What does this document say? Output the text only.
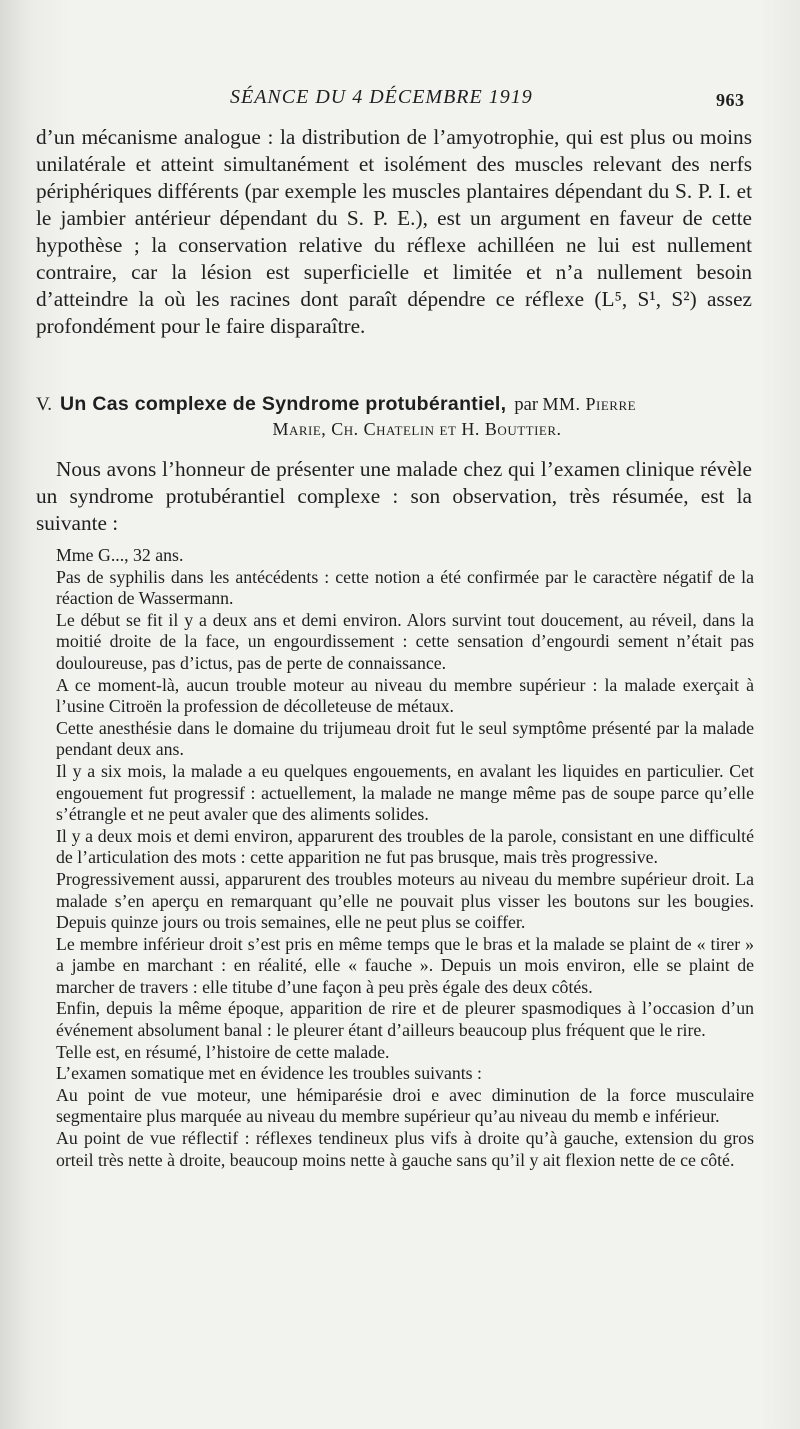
SÉANCE DU 4 DÉCEMBRE 1919	963

d’un mécanisme analogue : la distribution de l’amyotrophie, qui est plus ou moins unilatérale et atteint simultanément et isolément des muscles relevant des nerfs périphériques différents (par exemple les muscles plantaires dépendant du S. P. I. et le jambier antérieur dépendant du S. P. E.), est un argument en faveur de cette hypothèse ; la conservation relative du réflexe achilléen ne lui est nullement contraire, car la lésion est superficielle et limitée et n’a nullement besoin d’atteindre la où les racines dont paraît dépendre ce réflexe (L⁵, S¹, S²) assez profondément pour le faire disparaître.

V. Un Cas complexe de Syndrome protubérantiel, par MM. Pierre
Marie, Ch. Chatelin et H. Bouttier.

Nous avons l’honneur de présenter une malade chez qui l’examen clinique révèle un syndrome protubérantiel complexe : son observation, très résumée, est la suivante :

Mme G..., 32 ans.

Pas de syphilis dans les antécédents : cette notion a été confirmée par le caractère négatif de la réaction de Wassermann.

Le début se fit il y a deux ans et demi environ. Alors survint tout doucement, au réveil, dans la moitié droite de la face, un engourdissement : cette sensation d’engourdi sement n’était pas douloureuse, pas d’ictus, pas de perte de connaissance.

A ce moment-là, aucun trouble moteur au niveau du membre supérieur : la malade exerçait à l’usine Citroën la profession de décolleteuse de métaux.

Cette anesthésie dans le domaine du trijumeau droit fut le seul symptôme présenté par la malade pendant deux ans.

Il y a six mois, la malade a eu quelques engouements, en avalant les liquides en particulier. Cet engouement fut progressif : actuellement, la malade ne mange même pas de soupe parce qu’elle s’étrangle et ne peut avaler que des aliments solides.

Il y a deux mois et demi environ, apparurent des troubles de la parole, consistant en une difficulté de l’articulation des mots : cette apparition ne fut pas brusque, mais très progressive.

Progressivement aussi, apparurent des troubles moteurs au niveau du membre supérieur droit. La malade s’en aperçu en remarquant qu’elle ne pouvait plus visser les boutons sur les bougies. Depuis quinze jours ou trois semaines, elle ne peut plus se coiffer.

Le membre inférieur droit s’est pris en même temps que le bras et la malade se plaint de « tirer » a jambe en marchant : en réalité, elle « fauche ». Depuis un mois environ, elle se plaint de marcher de travers : elle titube d’une façon à peu près égale des deux côtés.

Enfin, depuis la même époque, apparition de rire et de pleurer spasmodiques à l’occasion d’un événement absolument banal : le pleurer étant d’ailleurs beaucoup plus fréquent que le rire.

Telle est, en résumé, l’histoire de cette malade.

L’examen somatique met en évidence les troubles suivants :

Au point de vue moteur, une hémiparésie droi e avec diminution de la force musculaire segmentaire plus marquée au niveau du membre supérieur qu’au niveau du memb e inférieur.

Au point de vue réflectif : réflexes tendineux plus vifs à droite qu’à gauche, extension du gros orteil très nette à droite, beaucoup moins nette à gauche sans qu’il y ait flexion nette de ce côté.
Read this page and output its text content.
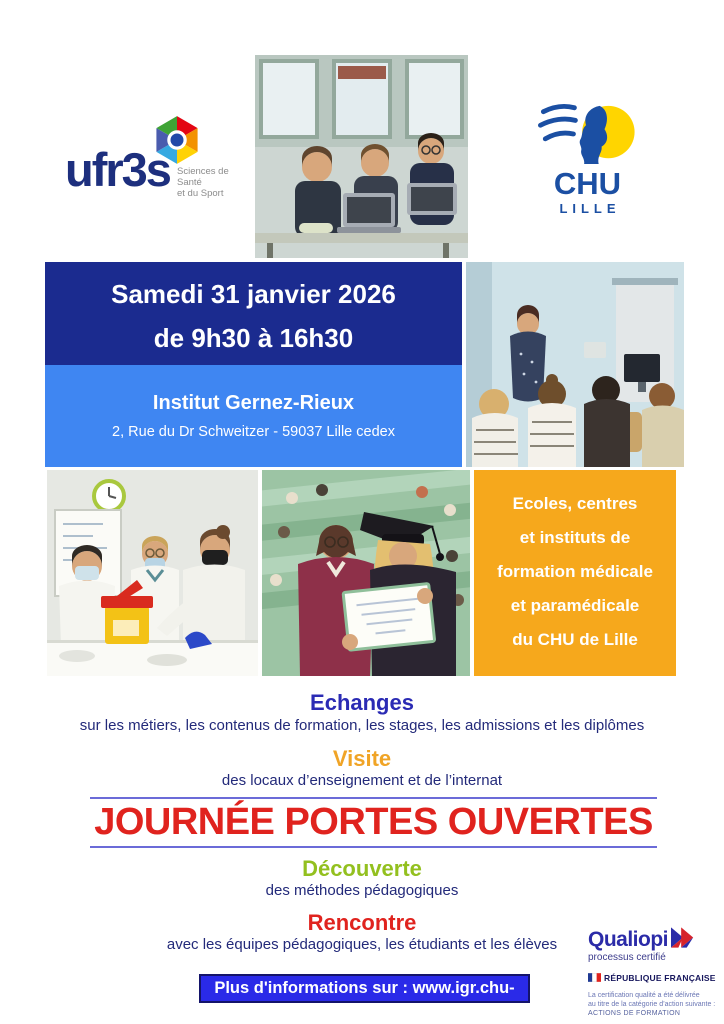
ufr3s Sciences de Santé
et du Sport	CHU
LILLE
Samedi 31 janvier 2026
de 9h30 à 16h30
Institut Gernez-Rieux
2, Rue du Dr Schweitzer - 59037 Lille cedex
Ecoles, centres
et instituts de
formation médicale
et paramédicale
du CHU de Lille
Echanges
sur les métiers, les contenus de formation, les stages, les admissions et les diplômes
Visite
des locaux d’enseignement et de l’internat
JOURNÉE PORTES OUVERTES
Découverte
des méthodes pédagogiques
Rencontre
avec les équipes pédagogiques, les étudiants et les élèves
Plus d'informations sur : www.igr.chu-lille.fr
Qualiopi
processus certifié
RÉPUBLIQUE FRANÇAISE
La certification qualité a été délivrée
au titre de la catégorie d’action suivante :
ACTIONS DE FORMATION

※ ※ ※

**To be done:** Reply with one number only: how many lines of the listing hold "demi"?

**Solution to this task:** 2